--- Passage for review ---

It took less than a day for my happiness at Trump losing the election to fade. Perhaps Alex Trebek’s death darkened my mood. Maybe I’m just in the habit of feeling gloomy after everything else that’s happened this year. My garage is getting colder and I’m getting grumpier.
I still don’t see the light at the end of the tunnel. We’re as divided as we ever were and Mitch McConnell is still in power. At least two of the nine Supreme Court justices are supremely unqualified for the position they hold. The pandemic is surging, with disturbing news about a mutation through minks bad enough that Denmark is killing all of the little creatures they can find.
We still have systemic racial injustice. We still have greedy corporations acting without accountability. We still have more problems than solutions, and people are dying.
I think Biden is probably a good and decent man. But what can he do?

---

= Work instructions =
1 – Rewrite the post-election passage from "We still have systemic" through "people are dying.", replacing "corporations" with "companies".
2 – According to the post-election passage, what is Denmark doing because of the mutation found in minks?

--- Extracted material ---

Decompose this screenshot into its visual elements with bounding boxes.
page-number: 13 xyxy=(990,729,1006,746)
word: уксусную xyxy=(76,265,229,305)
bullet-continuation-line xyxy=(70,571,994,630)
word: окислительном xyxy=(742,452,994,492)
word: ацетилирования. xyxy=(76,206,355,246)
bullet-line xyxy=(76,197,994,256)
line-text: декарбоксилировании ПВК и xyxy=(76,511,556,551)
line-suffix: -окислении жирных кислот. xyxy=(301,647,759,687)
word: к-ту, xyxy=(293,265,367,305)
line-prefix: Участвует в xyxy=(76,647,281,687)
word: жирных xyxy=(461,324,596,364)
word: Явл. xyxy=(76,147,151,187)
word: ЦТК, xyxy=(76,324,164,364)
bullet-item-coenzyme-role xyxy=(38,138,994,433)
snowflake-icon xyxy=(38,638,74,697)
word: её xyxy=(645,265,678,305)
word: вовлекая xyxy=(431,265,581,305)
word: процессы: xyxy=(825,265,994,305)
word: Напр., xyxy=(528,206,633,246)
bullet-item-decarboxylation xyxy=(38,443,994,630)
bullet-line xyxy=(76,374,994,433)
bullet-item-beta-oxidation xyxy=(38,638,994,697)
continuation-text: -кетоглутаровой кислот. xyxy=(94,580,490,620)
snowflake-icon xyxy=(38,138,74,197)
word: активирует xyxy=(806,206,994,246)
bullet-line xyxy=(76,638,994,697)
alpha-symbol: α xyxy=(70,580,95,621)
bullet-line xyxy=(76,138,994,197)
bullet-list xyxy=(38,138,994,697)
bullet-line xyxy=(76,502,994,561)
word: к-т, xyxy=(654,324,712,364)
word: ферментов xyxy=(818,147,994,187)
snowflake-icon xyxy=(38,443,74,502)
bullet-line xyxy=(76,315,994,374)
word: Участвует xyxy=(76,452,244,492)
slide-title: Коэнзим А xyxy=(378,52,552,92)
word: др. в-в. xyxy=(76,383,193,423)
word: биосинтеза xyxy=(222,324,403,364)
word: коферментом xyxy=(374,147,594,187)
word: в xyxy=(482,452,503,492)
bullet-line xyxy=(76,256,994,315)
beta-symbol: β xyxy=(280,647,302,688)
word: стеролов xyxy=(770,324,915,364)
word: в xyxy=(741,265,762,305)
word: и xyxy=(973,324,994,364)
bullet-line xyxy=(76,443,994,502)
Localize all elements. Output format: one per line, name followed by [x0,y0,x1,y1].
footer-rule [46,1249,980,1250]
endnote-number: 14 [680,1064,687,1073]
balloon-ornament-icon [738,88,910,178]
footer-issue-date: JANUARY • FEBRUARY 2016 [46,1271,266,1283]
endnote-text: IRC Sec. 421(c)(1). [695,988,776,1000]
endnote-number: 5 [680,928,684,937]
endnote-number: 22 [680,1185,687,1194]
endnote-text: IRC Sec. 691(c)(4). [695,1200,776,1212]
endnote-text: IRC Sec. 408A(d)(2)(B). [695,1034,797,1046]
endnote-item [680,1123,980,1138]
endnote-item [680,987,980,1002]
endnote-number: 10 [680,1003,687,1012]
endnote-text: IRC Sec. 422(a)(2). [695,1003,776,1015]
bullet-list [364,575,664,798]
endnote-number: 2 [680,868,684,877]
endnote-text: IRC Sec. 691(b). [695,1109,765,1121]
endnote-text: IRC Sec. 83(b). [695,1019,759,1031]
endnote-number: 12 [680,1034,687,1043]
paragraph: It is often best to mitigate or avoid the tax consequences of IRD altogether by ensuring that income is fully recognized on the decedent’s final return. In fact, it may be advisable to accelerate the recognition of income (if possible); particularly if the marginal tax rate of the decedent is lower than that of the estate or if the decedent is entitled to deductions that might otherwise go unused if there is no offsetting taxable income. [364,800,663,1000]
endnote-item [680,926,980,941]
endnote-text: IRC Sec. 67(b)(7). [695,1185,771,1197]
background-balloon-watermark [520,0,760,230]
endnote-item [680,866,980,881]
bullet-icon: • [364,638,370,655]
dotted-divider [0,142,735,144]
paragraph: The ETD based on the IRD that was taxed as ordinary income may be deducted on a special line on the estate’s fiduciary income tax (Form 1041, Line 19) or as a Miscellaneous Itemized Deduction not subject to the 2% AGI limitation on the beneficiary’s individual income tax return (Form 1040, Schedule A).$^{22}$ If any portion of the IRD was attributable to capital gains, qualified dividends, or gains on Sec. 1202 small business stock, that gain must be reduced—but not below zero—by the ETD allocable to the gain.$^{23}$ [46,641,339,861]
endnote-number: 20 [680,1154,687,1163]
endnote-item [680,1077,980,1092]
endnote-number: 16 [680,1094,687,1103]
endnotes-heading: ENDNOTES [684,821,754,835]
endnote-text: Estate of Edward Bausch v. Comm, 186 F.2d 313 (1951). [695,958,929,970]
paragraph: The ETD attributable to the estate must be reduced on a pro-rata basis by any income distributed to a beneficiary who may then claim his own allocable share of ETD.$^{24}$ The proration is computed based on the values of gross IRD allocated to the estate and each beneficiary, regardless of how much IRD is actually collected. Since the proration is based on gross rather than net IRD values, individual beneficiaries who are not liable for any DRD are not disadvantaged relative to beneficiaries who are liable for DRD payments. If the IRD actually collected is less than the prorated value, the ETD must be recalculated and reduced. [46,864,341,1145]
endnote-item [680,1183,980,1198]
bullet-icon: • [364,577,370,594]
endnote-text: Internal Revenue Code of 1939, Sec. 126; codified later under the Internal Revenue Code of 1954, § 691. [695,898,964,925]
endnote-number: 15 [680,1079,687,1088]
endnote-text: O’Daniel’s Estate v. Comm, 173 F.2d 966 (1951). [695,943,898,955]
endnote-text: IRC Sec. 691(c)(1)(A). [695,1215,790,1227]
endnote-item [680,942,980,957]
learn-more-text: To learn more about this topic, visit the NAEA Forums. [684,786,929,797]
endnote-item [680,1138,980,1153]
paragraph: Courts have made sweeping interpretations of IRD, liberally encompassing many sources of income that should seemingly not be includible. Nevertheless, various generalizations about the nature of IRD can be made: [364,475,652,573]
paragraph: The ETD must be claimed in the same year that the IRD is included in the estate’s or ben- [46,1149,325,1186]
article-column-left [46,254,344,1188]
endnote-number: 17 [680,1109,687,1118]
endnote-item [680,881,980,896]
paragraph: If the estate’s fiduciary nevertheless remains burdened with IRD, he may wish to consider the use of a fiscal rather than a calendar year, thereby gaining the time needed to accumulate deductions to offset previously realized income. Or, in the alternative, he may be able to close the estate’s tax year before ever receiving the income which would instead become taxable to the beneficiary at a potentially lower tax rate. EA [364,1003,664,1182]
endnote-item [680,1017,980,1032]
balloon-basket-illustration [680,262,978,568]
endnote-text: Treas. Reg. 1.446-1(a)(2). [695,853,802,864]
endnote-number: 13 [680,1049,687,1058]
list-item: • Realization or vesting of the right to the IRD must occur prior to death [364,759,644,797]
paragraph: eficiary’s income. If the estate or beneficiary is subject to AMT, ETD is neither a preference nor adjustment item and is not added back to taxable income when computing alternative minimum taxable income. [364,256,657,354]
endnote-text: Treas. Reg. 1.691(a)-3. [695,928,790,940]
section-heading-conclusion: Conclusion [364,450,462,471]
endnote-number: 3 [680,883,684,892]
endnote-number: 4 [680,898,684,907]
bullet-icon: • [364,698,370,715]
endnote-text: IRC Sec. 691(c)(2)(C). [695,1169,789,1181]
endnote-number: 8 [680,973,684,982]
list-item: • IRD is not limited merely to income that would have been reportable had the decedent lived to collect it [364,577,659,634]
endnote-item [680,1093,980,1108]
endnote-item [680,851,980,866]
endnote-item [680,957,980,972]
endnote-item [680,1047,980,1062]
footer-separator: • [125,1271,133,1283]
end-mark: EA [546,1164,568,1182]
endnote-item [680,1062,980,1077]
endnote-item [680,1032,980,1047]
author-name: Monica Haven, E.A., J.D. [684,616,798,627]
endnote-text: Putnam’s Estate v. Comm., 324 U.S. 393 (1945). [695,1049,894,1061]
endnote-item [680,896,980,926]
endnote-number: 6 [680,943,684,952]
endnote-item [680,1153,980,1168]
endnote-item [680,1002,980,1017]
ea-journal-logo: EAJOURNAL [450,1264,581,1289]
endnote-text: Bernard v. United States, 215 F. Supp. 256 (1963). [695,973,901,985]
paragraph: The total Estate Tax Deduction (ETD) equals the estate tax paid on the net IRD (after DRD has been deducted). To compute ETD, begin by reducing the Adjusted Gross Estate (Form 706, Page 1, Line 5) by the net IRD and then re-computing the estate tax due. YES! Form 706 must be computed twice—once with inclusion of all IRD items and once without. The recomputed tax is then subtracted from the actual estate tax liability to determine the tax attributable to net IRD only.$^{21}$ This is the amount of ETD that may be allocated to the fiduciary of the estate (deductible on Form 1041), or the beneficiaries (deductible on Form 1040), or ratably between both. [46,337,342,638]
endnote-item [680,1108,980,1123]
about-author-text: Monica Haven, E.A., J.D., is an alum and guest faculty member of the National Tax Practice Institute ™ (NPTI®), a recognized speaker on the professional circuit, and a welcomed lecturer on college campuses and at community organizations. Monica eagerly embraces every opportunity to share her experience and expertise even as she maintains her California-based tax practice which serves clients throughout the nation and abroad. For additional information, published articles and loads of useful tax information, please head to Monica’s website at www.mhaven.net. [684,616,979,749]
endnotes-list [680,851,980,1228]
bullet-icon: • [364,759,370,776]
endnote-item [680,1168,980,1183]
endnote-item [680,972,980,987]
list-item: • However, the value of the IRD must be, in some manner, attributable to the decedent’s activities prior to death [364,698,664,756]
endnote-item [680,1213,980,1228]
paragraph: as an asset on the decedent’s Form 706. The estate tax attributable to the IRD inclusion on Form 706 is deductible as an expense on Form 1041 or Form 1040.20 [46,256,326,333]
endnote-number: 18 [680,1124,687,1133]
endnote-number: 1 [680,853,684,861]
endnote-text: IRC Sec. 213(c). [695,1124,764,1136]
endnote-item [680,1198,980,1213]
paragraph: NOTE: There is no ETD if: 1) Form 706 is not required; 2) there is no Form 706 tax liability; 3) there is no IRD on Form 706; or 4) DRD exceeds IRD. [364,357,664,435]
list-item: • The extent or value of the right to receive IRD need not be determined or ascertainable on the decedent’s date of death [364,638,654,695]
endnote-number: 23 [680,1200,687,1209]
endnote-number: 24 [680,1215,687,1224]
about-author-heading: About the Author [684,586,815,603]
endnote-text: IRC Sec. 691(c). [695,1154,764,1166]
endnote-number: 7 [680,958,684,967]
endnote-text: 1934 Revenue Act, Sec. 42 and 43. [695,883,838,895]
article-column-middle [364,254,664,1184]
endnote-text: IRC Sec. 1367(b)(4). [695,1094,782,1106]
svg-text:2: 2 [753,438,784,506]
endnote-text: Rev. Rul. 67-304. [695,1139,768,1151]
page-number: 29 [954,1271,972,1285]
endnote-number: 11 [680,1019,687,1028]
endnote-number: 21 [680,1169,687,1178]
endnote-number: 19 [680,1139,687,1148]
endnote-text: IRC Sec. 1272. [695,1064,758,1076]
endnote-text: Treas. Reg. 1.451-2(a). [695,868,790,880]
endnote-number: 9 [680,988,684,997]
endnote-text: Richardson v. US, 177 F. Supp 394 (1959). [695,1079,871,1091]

---

= Answers to the tasks =
1 –
We still have systemic racial injustice. We still have greedy companies acting without accountability. We still have more problems than solutions, and people are dying.

2 – Denmark is killing all of the minks it can find.